**Data for this exercise**
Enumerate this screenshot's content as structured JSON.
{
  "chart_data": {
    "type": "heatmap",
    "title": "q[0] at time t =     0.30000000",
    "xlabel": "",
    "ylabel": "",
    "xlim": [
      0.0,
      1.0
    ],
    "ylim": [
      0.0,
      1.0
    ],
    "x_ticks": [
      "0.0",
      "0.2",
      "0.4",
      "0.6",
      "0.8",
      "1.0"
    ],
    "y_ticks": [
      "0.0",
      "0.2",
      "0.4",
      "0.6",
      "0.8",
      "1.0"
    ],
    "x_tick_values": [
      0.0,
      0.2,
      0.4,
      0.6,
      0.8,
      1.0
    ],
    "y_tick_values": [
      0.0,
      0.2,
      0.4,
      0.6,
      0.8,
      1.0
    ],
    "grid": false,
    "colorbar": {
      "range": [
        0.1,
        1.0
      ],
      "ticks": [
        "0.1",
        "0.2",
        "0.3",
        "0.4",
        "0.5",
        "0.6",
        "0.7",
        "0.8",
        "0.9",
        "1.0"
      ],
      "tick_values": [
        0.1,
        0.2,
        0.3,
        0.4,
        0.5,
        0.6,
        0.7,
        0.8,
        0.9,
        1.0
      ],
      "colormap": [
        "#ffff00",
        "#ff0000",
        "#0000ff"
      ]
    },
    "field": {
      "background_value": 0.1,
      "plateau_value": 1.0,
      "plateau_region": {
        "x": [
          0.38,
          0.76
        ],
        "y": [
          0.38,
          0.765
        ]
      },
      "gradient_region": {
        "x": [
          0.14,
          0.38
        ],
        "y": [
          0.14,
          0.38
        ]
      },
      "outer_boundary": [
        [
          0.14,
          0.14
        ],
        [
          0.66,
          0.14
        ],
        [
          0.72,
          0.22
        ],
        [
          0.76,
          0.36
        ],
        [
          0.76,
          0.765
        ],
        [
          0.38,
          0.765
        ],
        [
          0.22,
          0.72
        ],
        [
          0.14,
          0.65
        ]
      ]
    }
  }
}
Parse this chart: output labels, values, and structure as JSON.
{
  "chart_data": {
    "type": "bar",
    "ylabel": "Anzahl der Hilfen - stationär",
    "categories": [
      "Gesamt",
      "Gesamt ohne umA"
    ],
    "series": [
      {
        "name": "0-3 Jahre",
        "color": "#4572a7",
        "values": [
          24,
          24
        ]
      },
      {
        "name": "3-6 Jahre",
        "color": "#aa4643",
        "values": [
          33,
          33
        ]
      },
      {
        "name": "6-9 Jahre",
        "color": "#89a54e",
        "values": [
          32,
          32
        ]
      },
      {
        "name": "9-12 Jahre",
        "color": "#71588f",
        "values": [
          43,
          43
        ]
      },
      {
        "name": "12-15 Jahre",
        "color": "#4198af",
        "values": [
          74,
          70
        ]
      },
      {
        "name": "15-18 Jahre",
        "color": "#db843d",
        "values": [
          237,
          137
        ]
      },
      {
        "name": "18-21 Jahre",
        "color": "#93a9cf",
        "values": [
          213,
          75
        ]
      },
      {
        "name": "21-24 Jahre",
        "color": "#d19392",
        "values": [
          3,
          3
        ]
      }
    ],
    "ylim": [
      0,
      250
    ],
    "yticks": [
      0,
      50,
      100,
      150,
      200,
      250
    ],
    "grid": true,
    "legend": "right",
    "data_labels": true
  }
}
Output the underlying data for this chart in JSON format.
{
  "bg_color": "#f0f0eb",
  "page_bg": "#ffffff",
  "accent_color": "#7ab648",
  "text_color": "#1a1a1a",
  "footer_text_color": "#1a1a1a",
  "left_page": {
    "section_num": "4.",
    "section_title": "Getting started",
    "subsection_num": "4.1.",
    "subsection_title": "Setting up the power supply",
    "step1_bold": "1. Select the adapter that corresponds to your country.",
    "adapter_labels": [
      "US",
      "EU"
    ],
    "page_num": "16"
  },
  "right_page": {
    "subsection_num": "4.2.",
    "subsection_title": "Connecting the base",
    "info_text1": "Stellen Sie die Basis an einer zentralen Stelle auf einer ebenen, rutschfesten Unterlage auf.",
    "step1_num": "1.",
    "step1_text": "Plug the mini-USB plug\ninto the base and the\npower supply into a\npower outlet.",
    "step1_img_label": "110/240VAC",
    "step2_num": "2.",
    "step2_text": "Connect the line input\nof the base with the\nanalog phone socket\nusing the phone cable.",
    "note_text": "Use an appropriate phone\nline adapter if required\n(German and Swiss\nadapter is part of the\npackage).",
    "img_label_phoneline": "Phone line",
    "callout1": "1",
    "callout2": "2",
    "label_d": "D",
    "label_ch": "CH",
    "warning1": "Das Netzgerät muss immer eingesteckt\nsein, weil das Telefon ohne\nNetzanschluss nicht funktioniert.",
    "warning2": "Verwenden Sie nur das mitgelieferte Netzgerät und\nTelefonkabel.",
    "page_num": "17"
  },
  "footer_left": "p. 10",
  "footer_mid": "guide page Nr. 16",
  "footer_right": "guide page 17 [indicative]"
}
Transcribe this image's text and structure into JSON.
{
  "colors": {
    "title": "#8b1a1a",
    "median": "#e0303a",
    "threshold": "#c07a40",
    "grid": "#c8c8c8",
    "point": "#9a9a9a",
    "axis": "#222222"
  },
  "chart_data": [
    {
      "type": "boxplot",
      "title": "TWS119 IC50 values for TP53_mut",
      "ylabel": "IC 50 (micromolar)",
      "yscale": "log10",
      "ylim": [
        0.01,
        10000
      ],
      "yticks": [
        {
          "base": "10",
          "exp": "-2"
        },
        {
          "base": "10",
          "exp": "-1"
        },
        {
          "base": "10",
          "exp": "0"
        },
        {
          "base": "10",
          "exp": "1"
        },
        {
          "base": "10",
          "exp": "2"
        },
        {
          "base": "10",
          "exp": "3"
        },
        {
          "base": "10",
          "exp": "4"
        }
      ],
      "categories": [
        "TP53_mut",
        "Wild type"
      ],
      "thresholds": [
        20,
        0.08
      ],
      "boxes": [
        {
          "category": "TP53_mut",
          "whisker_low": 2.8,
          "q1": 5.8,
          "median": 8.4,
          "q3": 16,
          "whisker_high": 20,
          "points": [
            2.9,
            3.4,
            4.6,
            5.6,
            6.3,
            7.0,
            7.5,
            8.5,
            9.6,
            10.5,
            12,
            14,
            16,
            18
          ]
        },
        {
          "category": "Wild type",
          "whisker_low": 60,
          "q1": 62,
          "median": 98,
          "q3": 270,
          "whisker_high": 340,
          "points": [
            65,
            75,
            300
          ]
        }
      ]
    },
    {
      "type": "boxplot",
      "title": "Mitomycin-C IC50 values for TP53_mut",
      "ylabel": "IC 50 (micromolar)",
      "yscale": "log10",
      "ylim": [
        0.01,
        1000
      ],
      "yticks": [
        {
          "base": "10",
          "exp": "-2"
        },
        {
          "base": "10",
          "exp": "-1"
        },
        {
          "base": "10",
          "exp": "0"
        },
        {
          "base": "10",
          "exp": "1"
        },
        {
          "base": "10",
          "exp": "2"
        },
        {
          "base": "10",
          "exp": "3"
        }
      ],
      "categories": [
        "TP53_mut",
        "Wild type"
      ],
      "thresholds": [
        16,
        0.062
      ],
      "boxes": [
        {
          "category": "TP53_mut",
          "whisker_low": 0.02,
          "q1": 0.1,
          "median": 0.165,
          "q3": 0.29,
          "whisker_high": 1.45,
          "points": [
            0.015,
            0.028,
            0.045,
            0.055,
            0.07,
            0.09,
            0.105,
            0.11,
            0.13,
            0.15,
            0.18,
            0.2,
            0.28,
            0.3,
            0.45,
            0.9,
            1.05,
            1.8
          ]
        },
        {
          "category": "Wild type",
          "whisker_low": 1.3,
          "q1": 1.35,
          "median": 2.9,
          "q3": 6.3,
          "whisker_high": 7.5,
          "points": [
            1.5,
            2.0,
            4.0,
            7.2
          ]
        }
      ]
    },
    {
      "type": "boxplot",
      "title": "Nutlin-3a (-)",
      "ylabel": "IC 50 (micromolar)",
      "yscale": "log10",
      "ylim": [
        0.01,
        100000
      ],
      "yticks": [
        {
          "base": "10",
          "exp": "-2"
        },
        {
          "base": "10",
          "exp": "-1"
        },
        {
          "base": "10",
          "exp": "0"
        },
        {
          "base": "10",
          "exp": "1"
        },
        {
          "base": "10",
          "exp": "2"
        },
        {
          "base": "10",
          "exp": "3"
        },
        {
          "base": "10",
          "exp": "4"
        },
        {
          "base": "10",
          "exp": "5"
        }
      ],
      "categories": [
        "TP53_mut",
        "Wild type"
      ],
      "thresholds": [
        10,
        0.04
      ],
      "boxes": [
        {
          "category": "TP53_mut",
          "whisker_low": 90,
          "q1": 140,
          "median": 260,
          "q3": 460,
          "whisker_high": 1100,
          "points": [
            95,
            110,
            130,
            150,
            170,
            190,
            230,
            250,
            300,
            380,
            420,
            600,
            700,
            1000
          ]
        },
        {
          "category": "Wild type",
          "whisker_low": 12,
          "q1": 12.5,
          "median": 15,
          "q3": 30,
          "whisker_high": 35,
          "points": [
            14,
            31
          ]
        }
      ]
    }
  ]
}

**What this task involves**
Look through the data above. Each line containing the word "supply" needs to be copied.

**Task solution**
    "subsection_title": "Setting up the power supply",
    "step1_text": "Plug the mini-USB plug\ninto the base and the\npower supply into a\npower outlet.",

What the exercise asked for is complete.